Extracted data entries
** start **

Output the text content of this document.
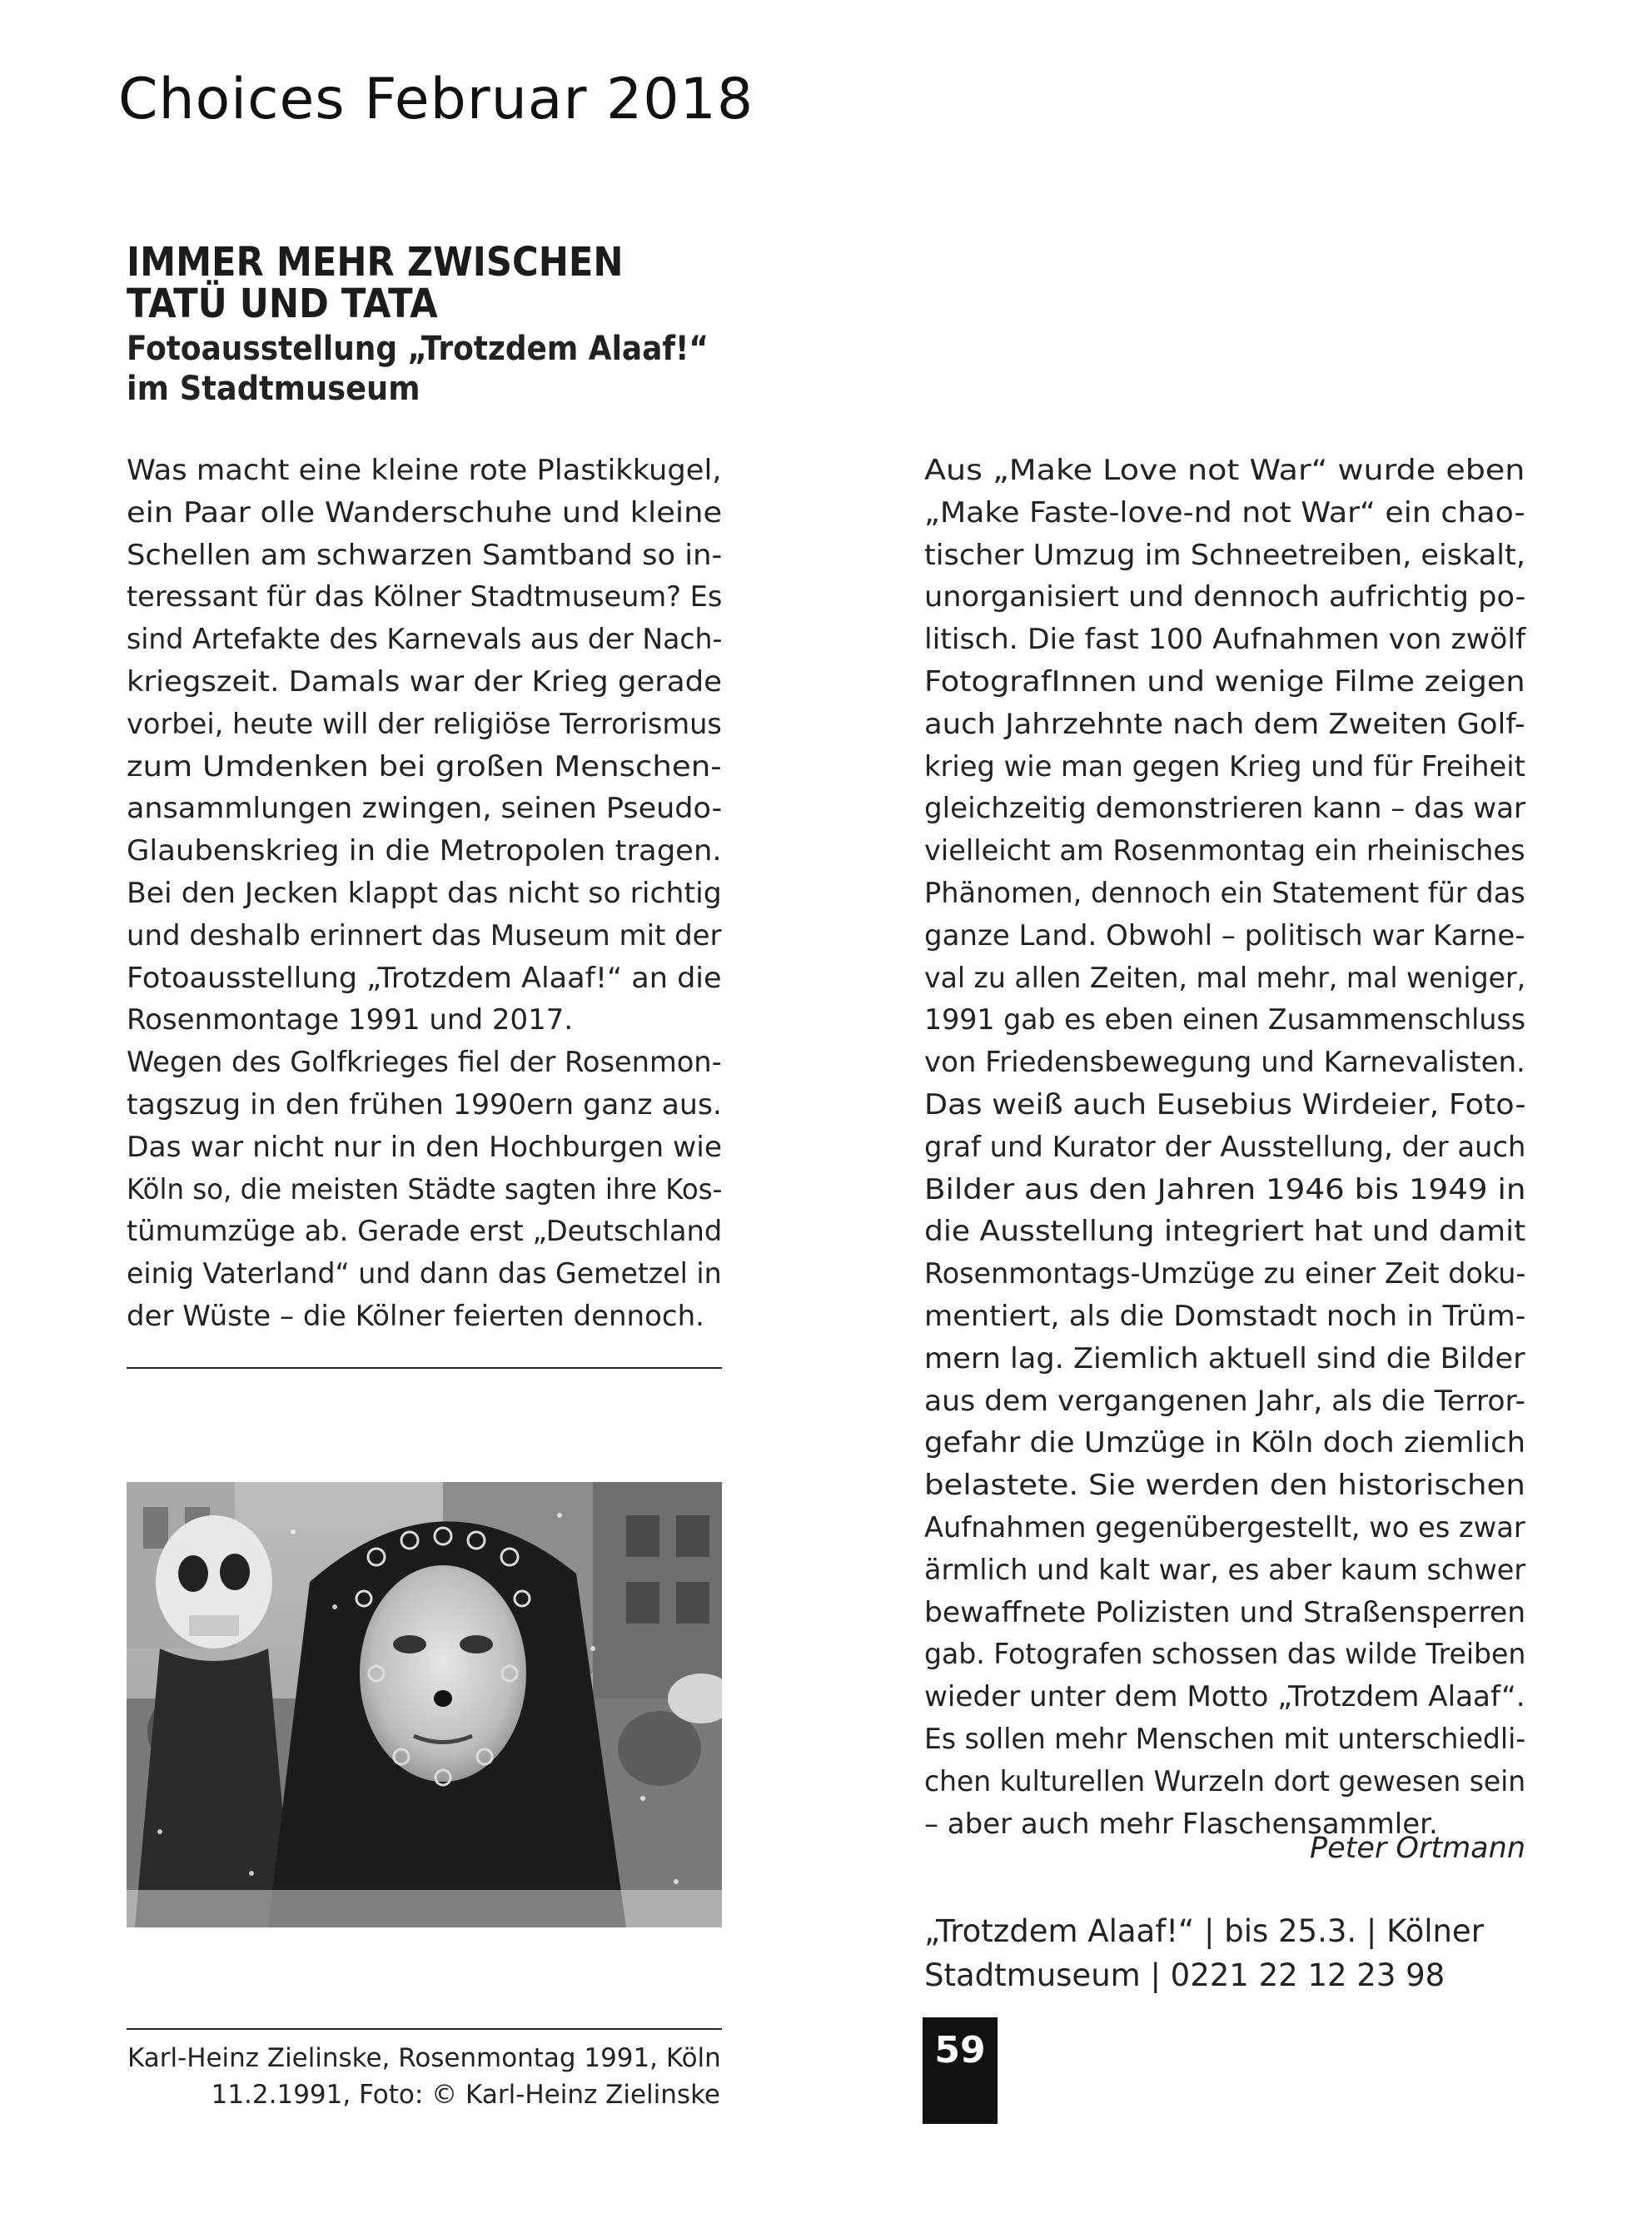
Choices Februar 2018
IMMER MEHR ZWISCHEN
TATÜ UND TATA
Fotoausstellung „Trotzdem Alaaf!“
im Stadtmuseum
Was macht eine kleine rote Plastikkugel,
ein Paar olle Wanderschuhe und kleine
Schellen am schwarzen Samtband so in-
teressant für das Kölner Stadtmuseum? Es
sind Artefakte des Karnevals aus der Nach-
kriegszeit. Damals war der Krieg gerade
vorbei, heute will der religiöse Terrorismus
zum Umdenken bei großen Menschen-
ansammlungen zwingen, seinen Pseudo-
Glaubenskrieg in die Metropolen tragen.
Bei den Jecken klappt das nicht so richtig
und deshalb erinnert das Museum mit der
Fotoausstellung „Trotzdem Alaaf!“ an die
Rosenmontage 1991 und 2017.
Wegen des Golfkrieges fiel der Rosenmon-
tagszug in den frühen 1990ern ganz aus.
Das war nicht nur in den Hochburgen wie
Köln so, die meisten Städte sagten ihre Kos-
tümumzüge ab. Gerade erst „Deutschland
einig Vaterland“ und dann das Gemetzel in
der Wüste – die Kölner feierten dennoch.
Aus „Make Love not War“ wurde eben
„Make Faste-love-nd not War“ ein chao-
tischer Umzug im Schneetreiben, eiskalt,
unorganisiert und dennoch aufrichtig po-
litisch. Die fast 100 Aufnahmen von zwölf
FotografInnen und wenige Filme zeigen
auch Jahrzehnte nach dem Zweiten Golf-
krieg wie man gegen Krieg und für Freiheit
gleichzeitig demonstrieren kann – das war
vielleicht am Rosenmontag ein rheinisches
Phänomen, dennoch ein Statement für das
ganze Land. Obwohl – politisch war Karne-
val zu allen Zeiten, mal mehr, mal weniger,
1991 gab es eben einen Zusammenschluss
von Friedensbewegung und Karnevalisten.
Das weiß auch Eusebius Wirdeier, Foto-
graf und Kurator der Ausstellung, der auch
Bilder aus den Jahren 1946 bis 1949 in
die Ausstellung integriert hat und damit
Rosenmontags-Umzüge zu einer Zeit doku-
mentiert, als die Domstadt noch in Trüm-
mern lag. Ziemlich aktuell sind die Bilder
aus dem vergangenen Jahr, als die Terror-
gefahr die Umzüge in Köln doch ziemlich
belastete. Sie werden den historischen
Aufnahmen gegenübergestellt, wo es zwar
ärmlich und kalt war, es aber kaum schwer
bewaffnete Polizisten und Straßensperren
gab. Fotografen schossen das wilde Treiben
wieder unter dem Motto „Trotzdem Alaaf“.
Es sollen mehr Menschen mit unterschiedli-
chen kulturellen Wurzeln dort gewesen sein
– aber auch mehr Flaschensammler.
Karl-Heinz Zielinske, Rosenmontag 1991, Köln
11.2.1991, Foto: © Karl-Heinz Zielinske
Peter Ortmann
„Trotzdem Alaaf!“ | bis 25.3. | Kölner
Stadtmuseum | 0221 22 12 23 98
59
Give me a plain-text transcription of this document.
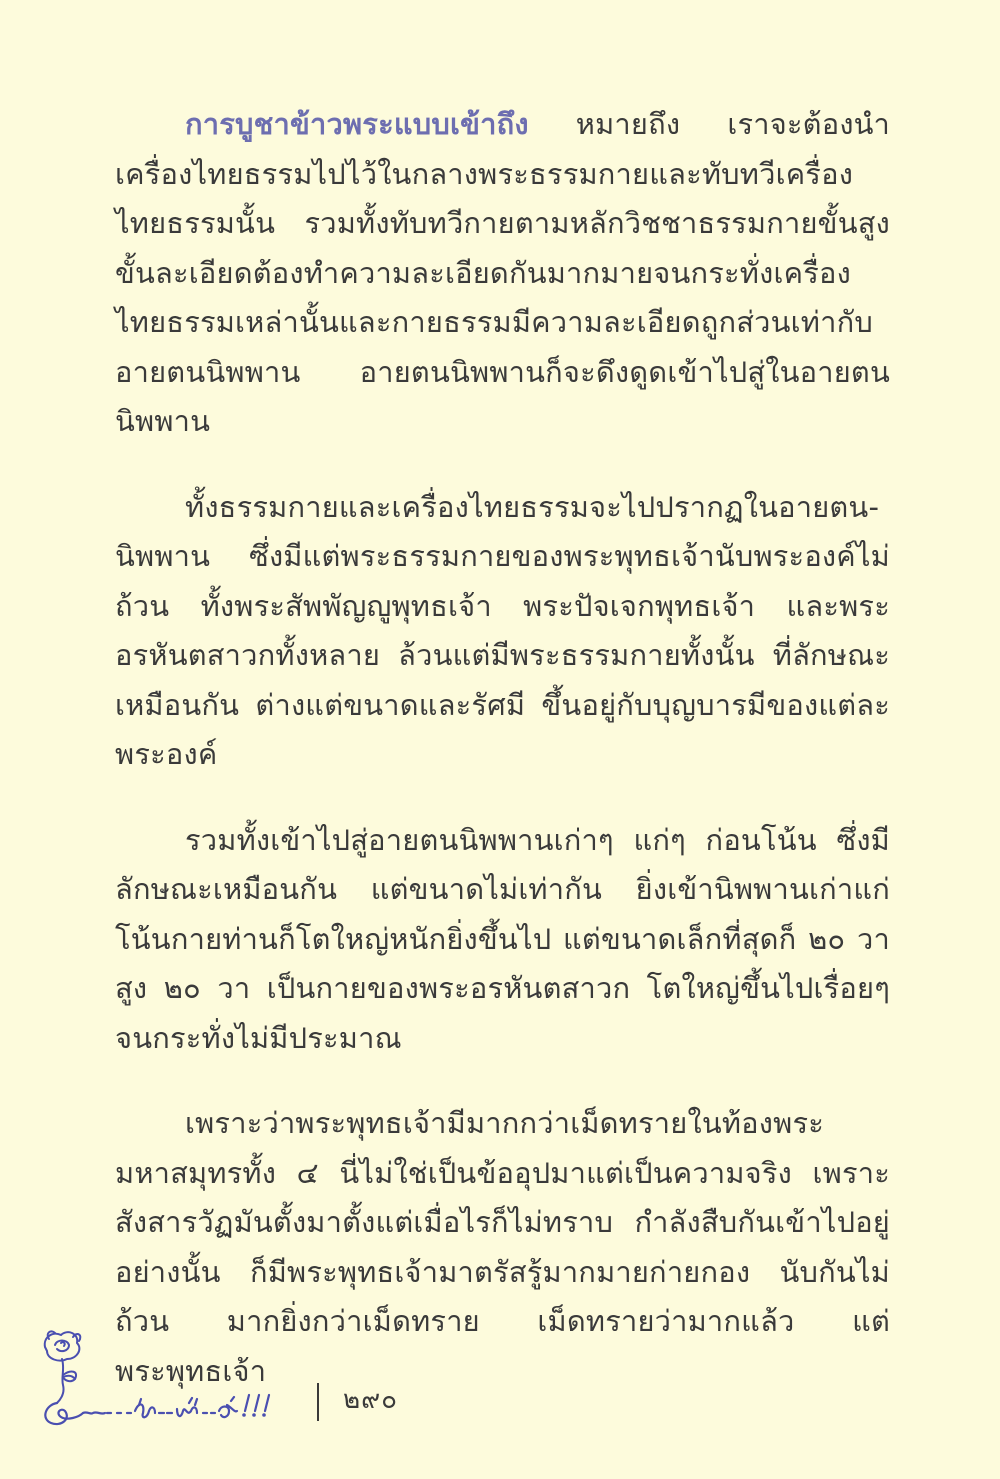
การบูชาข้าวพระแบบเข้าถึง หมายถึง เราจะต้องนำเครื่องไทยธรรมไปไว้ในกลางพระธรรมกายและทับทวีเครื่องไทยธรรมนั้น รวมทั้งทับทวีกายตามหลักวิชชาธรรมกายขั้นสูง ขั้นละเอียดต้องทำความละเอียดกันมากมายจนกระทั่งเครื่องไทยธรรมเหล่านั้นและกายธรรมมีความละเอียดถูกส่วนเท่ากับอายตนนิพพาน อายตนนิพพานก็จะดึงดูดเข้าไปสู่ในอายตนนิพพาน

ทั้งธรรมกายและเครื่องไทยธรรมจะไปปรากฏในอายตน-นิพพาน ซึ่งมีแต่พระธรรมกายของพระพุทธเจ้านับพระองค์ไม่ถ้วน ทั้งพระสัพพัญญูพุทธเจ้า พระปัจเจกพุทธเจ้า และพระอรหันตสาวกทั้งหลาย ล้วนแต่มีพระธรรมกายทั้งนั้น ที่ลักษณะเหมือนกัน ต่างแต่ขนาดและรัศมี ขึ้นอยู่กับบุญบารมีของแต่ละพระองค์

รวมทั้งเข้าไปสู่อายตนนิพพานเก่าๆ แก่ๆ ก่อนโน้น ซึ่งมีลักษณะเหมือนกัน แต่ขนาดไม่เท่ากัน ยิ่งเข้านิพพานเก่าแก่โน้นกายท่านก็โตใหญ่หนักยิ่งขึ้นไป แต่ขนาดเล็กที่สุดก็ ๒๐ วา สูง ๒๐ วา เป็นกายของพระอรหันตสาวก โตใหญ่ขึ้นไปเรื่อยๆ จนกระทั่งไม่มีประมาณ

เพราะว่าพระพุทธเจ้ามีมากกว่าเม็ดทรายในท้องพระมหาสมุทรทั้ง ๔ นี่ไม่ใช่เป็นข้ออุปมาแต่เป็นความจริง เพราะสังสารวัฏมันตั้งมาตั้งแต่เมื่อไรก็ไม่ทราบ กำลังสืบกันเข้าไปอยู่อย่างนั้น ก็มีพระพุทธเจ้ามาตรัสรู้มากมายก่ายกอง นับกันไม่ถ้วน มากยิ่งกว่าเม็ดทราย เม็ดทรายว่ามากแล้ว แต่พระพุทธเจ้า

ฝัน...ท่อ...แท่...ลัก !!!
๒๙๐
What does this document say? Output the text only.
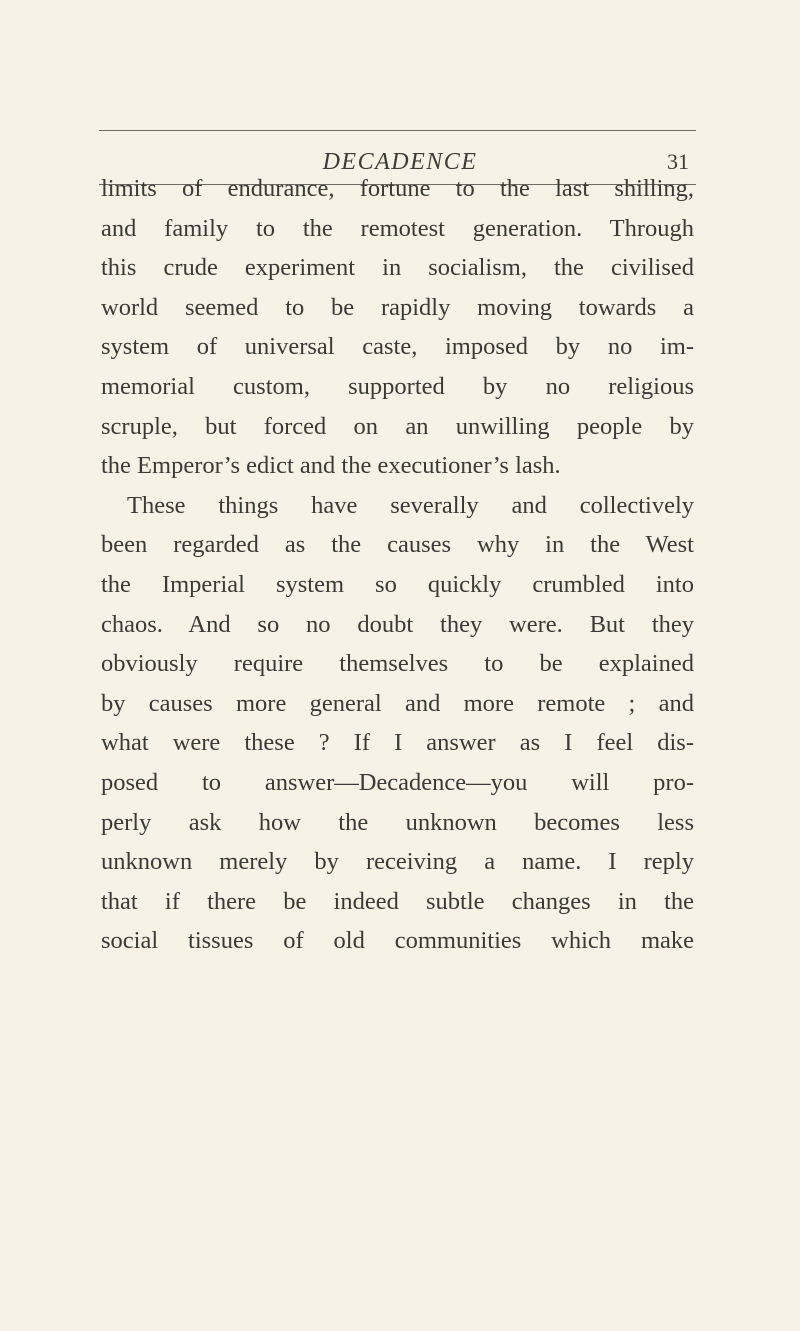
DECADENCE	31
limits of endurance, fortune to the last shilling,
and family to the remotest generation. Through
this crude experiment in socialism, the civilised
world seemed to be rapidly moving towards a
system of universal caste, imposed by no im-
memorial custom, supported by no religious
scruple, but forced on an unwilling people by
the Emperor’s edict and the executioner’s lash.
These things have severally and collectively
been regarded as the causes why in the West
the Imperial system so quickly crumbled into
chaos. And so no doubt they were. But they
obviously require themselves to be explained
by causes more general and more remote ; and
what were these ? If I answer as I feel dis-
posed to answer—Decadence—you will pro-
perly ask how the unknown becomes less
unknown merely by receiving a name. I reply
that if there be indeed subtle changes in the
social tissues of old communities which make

** end **

■ What you need to do:
Select and copy every line from the records that includes the word "causes".

■ Right answer:
been regarded as the causes why in the West
by causes more general and more remote ; and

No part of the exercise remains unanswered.